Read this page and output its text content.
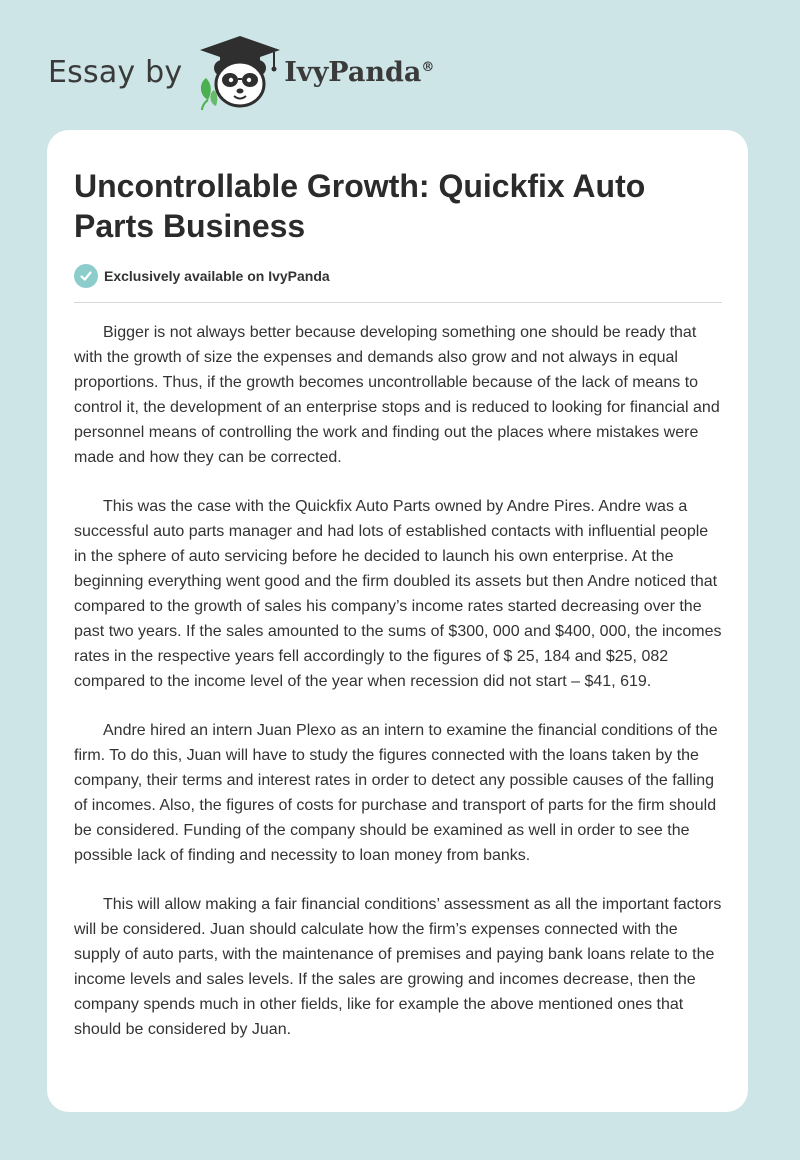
Essay by	IvyPanda®
Uncontrollable Growth: Quickfix Auto Parts Business
Exclusively available on IvyPanda

Bigger is not always better because developing something one should be ready that with the growth of size the expenses and demands also grow and not always in equal proportions. Thus, if the growth becomes uncontrollable because of the lack of means to control it, the development of an enterprise stops and is reduced to looking for financial and personnel means of controlling the work and finding out the places where mistakes were made and how they can be corrected.

This was the case with the Quickfix Auto Parts owned by Andre Pires. Andre was a successful auto parts manager and had lots of established contacts with influential people in the sphere of auto servicing before he decided to launch his own enterprise. At the beginning everything went good and the firm doubled its assets but then Andre noticed that compared to the growth of sales his company’s income rates started decreasing over the past two years. If the sales amounted to the sums of $300, 000 and $400, 000, the incomes rates in the respective years fell accordingly to the figures of $ 25, 184 and $25, 082 compared to the income level of the year when recession did not start – $41, 619.

Andre hired an intern Juan Plexo as an intern to examine the financial conditions of the firm. To do this, Juan will have to study the figures connected with the loans taken by the company, their terms and interest rates in order to detect any possible causes of the falling of incomes. Also, the figures of costs for purchase and transport of parts for the firm should be considered. Funding of the company should be examined as well in order to see the possible lack of finding and necessity to loan money from banks.

This will allow making a fair financial conditions’ assessment as all the important factors will be considered. Juan should calculate how the firm’s expenses connected with the supply of auto parts, with the maintenance of premises and paying bank loans relate to the income levels and sales levels. If the sales are growing and incomes decrease, then the company spends much in other fields, like for example the above mentioned ones that should be considered by Juan.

Exercise instructions ▸ Look through the entries above and list every line containing "IvyPanda".

Output of the exercise ▸
Essay by	IvyPanda®
Exclusively available on IvyPanda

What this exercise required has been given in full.